EXTRACTED RECORDS:
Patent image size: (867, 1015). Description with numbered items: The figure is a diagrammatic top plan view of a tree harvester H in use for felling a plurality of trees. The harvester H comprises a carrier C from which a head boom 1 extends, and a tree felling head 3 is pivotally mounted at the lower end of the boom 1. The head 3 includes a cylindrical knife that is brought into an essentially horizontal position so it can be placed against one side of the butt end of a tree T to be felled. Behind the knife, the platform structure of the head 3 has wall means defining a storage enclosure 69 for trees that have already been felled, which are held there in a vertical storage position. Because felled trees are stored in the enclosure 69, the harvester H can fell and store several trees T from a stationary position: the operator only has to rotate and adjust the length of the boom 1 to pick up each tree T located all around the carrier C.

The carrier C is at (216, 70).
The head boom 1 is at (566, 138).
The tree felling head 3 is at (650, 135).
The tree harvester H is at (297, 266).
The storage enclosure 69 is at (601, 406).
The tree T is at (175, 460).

...

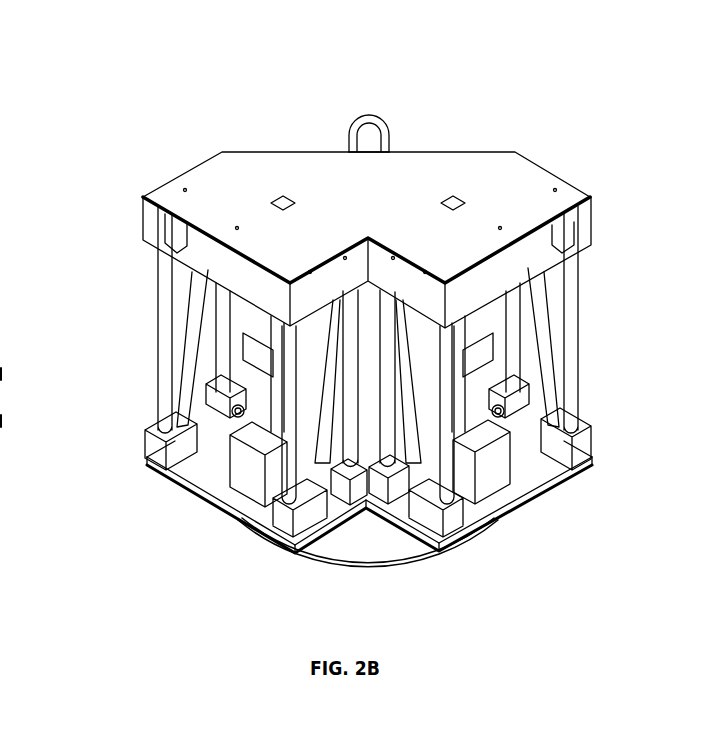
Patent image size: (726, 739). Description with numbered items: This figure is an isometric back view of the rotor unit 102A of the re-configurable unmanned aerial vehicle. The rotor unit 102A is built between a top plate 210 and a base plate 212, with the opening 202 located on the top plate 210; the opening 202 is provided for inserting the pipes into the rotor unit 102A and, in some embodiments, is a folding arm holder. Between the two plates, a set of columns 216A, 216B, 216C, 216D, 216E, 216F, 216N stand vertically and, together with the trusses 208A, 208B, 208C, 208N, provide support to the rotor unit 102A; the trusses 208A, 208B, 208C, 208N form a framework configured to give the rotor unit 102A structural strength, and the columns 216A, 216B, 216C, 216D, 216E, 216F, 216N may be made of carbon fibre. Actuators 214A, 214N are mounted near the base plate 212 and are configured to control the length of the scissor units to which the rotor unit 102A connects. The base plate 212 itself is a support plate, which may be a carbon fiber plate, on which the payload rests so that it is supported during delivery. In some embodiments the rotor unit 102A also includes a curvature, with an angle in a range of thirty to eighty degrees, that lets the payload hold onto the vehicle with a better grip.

* * *

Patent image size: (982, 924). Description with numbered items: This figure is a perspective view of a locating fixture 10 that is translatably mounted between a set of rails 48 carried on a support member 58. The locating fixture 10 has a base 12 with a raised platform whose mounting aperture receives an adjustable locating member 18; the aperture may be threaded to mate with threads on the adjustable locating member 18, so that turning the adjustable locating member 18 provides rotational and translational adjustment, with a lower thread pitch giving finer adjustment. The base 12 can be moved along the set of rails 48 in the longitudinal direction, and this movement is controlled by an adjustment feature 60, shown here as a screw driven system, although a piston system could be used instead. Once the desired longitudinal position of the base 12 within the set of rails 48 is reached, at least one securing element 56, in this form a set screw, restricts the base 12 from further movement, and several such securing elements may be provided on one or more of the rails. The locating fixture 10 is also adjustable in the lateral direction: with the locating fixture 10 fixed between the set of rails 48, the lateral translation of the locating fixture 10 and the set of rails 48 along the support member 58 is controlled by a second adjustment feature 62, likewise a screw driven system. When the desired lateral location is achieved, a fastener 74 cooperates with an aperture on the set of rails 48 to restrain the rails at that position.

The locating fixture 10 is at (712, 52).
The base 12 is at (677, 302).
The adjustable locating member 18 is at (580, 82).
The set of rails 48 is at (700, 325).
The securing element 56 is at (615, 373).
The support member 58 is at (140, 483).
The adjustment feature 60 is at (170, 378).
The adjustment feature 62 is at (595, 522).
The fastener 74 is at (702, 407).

WRITTEN INSTRUCTION: Format the lines as a JSON list of strings, one string per line, leaving out blank lines. Begin at the line that contains "Patent image size: (867, 1015)." and stop after the line that contains "The tree T is at (175, 460).".

EXPECTED OUTPUT:
[
  "Patent image size: (867, 1015). Description with numbered items: The figure is a diagrammatic top plan view of a tree harvester H in use for felling a plurality of trees. The harvester H comprises a carrier C from which a head boom 1 extends, and a tree felling head 3 is pivotally mounted at the lower end of the boom 1. The head 3 includes a cylindrical knife that is brought into an essentially horizontal position so it can be placed against one side of the butt end of a tree T to be felled. Behind the knife, the platform structure of the head 3 has wall means defining a storage enclosure 69 for trees that have already been felled, which are held there in a vertical storage position. Because felled trees are stored in the enclosure 69, the harvester H can fell and store several trees T from a stationary position: the operator only has to rotate and adjust the length of the boom 1 to pick up each tree T located all around the carrier C.",
  "The carrier C is at (216, 70).",
  "The head boom 1 is at (566, 138).",
  "The tree felling head 3 is at (650, 135).",
  "The tree harvester H is at (297, 266).",
  "The storage enclosure 69 is at (601, 406).",
  "The tree T is at (175, 460)."
]